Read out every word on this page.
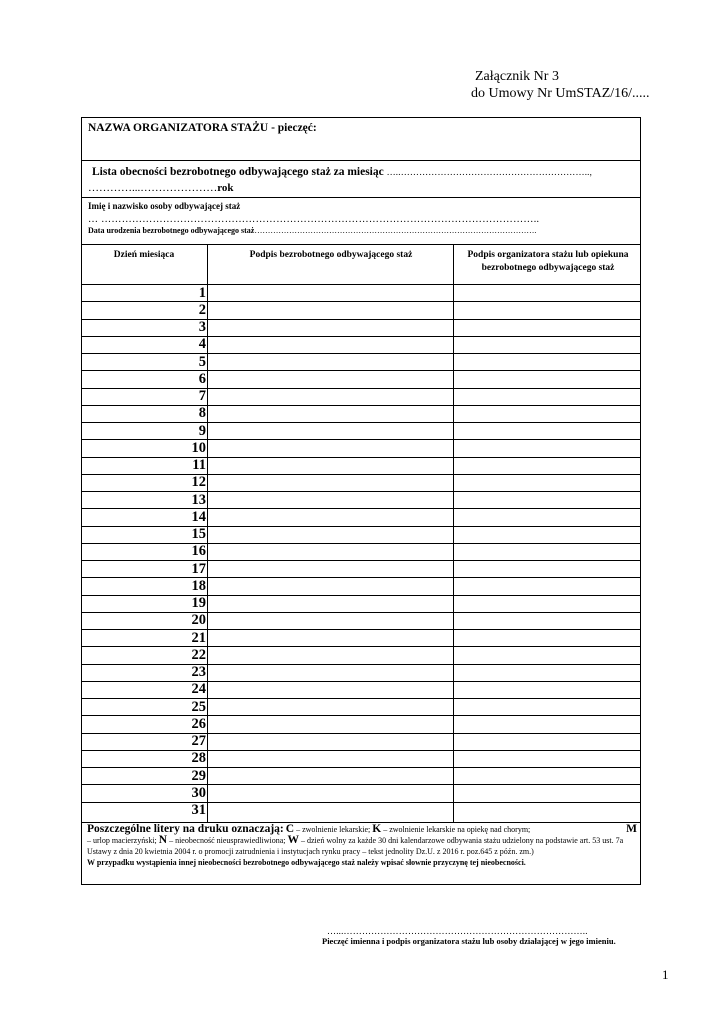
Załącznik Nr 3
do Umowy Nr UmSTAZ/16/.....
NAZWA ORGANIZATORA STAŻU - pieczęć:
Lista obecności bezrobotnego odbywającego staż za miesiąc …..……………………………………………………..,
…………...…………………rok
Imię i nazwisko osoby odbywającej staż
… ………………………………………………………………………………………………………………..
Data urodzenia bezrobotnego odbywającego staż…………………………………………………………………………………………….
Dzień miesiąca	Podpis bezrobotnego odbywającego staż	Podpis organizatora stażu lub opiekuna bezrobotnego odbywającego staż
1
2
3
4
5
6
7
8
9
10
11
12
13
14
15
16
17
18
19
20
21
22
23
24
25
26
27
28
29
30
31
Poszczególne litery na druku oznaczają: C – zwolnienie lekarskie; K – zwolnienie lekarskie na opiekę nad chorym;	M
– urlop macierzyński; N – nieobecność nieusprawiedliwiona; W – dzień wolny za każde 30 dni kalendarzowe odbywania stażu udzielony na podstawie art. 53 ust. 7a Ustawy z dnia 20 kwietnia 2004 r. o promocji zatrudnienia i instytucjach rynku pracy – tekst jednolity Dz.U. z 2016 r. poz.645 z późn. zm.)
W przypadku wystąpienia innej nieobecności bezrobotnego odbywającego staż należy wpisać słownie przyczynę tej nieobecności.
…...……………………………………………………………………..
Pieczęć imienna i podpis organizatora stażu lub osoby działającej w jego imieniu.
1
__________
◆ Work to do:
From the listing above, pick out every line containing "osoby".

◆ Answer:
Imię i nazwisko osoby odbywającej staż
Pieczęć imienna i podpis organizatora stażu lub osoby działającej w jego imieniu.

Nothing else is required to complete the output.